▶ **DATASET**:
•••••
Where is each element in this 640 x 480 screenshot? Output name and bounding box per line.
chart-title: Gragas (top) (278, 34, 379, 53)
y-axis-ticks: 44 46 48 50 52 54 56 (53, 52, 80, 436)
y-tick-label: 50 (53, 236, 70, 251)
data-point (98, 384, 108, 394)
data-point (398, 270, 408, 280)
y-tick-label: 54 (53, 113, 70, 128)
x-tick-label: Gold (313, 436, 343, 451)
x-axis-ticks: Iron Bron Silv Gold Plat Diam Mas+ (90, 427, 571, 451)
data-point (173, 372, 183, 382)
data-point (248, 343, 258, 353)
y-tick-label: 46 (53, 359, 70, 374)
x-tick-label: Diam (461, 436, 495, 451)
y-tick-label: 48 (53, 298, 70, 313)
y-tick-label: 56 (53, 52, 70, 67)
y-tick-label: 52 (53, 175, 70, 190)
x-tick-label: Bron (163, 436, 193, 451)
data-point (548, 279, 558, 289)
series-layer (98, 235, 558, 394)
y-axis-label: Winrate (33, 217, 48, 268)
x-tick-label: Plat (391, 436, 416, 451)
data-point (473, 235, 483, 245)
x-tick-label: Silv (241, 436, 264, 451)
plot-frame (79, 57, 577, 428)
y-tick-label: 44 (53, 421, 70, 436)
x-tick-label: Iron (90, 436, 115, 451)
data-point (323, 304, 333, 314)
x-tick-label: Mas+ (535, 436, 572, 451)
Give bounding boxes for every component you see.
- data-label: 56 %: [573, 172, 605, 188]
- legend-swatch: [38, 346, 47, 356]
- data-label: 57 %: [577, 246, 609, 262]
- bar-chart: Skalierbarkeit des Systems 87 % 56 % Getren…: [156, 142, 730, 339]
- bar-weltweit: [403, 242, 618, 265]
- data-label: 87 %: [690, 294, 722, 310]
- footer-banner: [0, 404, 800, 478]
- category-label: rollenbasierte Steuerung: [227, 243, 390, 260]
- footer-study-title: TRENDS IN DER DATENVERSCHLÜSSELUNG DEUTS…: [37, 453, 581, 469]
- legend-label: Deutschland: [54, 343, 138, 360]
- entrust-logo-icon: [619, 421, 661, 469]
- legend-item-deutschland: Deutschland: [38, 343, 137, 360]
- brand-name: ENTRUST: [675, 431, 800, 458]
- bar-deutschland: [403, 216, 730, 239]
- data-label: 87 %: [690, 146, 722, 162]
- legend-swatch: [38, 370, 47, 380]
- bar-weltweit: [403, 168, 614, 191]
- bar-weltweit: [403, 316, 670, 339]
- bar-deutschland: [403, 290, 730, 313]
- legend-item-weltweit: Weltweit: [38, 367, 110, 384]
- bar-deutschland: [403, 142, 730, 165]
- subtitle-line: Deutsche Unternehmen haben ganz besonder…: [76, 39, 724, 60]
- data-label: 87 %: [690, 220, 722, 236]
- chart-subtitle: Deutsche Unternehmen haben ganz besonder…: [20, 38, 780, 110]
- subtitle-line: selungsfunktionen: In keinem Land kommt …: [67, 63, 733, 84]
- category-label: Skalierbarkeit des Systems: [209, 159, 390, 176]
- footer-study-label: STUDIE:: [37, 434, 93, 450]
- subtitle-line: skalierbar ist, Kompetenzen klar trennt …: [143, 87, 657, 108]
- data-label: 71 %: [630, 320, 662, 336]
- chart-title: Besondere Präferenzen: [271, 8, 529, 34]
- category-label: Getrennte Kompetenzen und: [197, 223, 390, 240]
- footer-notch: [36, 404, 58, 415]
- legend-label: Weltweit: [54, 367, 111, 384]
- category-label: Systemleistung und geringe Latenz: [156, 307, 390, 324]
•••••
▶ **EXERCISE OBJECTIVE**: Reproduce every row above, word for word, keeping each line unchanged and in the same order.

▶ **RIGHT ANSWER**:
Where is each element in this 640 x 480 screenshot? Output name and bounding box per line.
chart-title: Gragas (top) (278, 34, 379, 53)
y-axis-ticks: 44 46 48 50 52 54 56 (53, 52, 80, 436)
y-tick-label: 50 (53, 236, 70, 251)
data-point (98, 384, 108, 394)
data-point (398, 270, 408, 280)
y-tick-label: 54 (53, 113, 70, 128)
x-tick-label: Gold (313, 436, 343, 451)
x-axis-ticks: Iron Bron Silv Gold Plat Diam Mas+ (90, 427, 571, 451)
data-point (173, 372, 183, 382)
data-point (248, 343, 258, 353)
y-tick-label: 46 (53, 359, 70, 374)
x-tick-label: Diam (461, 436, 495, 451)
y-tick-label: 48 (53, 298, 70, 313)
y-tick-label: 56 (53, 52, 70, 67)
y-tick-label: 52 (53, 175, 70, 190)
x-tick-label: Bron (163, 436, 193, 451)
data-point (548, 279, 558, 289)
series-layer (98, 235, 558, 394)
y-axis-label: Winrate (33, 217, 48, 268)
x-tick-label: Plat (391, 436, 416, 451)
data-point (473, 235, 483, 245)
x-tick-label: Silv (241, 436, 264, 451)
plot-frame (79, 57, 577, 428)
y-tick-label: 44 (53, 421, 70, 436)
x-tick-label: Iron (90, 436, 115, 451)
data-point (323, 304, 333, 314)
x-tick-label: Mas+ (535, 436, 572, 451)
Give bounding boxes for every component you see.
- data-label: 56 %: [573, 172, 605, 188]
- legend-swatch: [38, 346, 47, 356]
- data-label: 57 %: [577, 246, 609, 262]
- bar-chart: Skalierbarkeit des Systems 87 % 56 % Getren…: [156, 142, 730, 339]
- bar-weltweit: [403, 242, 618, 265]
- data-label: 87 %: [690, 294, 722, 310]
- footer-banner: [0, 404, 800, 478]
- category-label: rollenbasierte Steuerung: [227, 243, 390, 260]
- footer-study-title: TRENDS IN DER DATENVERSCHLÜSSELUNG DEUTS…: [37, 453, 581, 469]
- legend-label: Deutschland: [54, 343, 138, 360]
- entrust-logo-icon: [619, 421, 661, 469]
- legend-item-deutschland: Deutschland: [38, 343, 137, 360]
- brand-name: ENTRUST: [675, 431, 800, 458]
- bar-deutschland: [403, 216, 730, 239]
- data-label: 87 %: [690, 146, 722, 162]
- legend-swatch: [38, 370, 47, 380]
- bar-weltweit: [403, 168, 614, 191]
- bar-weltweit: [403, 316, 670, 339]
- bar-deutschland: [403, 290, 730, 313]
- legend-item-weltweit: Weltweit: [38, 367, 110, 384]
- bar-deutschland: [403, 142, 730, 165]
- subtitle-line: Deutsche Unternehmen haben ganz besonder…: [76, 39, 724, 60]
- data-label: 87 %: [690, 220, 722, 236]
- chart-subtitle: Deutsche Unternehmen haben ganz besonder…: [20, 38, 780, 110]
- subtitle-line: selungsfunktionen: In keinem Land kommt …: [67, 63, 733, 84]
- category-label: Skalierbarkeit des Systems: [209, 159, 390, 176]
- footer-study-label: STUDIE:: [37, 434, 93, 450]
- subtitle-line: skalierbar ist, Kompetenzen klar trennt …: [143, 87, 657, 108]
- data-label: 71 %: [630, 320, 662, 336]
- chart-title: Besondere Präferenzen: [271, 8, 529, 34]
- category-label: Getrennte Kompetenzen und: [197, 223, 390, 240]
- footer-notch: [36, 404, 58, 415]
- legend-label: Weltweit: [54, 367, 111, 384]
- category-label: Systemleistung und geringe Latenz: [156, 307, 390, 324]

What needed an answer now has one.